● WHAT YOU WILL DO: Omit any picture, and return the remaining data exactly as written.
%%
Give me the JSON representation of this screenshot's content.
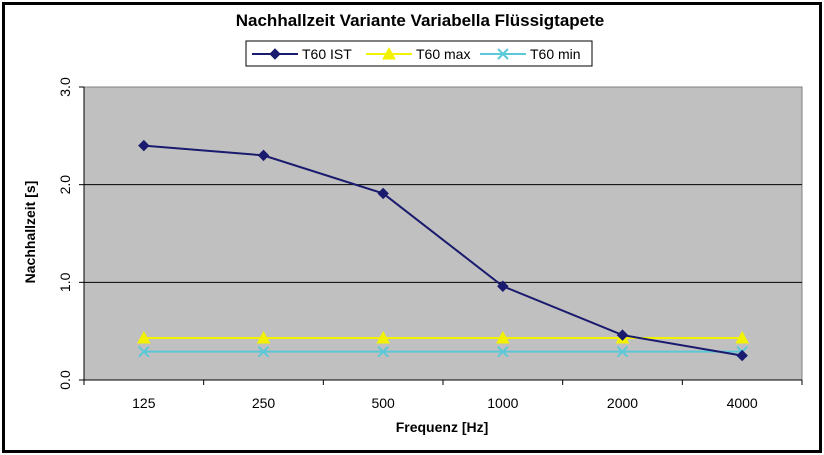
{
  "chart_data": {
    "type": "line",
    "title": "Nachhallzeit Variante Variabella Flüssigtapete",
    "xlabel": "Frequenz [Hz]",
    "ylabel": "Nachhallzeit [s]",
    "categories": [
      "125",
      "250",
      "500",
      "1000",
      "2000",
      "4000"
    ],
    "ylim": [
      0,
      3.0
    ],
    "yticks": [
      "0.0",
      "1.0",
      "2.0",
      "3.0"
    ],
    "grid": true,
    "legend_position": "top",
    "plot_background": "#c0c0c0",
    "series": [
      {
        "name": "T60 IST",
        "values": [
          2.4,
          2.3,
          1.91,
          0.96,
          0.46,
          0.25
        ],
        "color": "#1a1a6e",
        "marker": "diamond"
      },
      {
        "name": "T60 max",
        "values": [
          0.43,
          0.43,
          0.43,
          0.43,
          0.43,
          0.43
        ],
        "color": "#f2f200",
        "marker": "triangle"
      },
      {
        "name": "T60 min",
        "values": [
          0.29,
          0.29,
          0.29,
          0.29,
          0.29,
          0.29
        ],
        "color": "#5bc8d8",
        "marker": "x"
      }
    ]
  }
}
%%
● EXERCISE RESPONSE:
Give me the JSON representation of this screenshot's content.
{
  "chart_data": {
    "type": "line",
    "title": "Nachhallzeit Variante Variabella Flüssigtapete",
    "xlabel": "Frequenz [Hz]",
    "ylabel": "Nachhallzeit [s]",
    "categories": [
      "125",
      "250",
      "500",
      "1000",
      "2000",
      "4000"
    ],
    "ylim": [
      0,
      3.0
    ],
    "yticks": [
      "0.0",
      "1.0",
      "2.0",
      "3.0"
    ],
    "grid": true,
    "legend_position": "top",
    "plot_background": "#c0c0c0",
    "series": [
      {
        "name": "T60 IST",
        "values": [
          2.4,
          2.3,
          1.91,
          0.96,
          0.46,
          0.25
        ],
        "color": "#1a1a6e",
        "marker": "diamond"
      },
      {
        "name": "T60 max",
        "values": [
          0.43,
          0.43,
          0.43,
          0.43,
          0.43,
          0.43
        ],
        "color": "#f2f200",
        "marker": "triangle"
      },
      {
        "name": "T60 min",
        "values": [
          0.29,
          0.29,
          0.29,
          0.29,
          0.29,
          0.29
        ],
        "color": "#5bc8d8",
        "marker": "x"
      }
    ]
  }
}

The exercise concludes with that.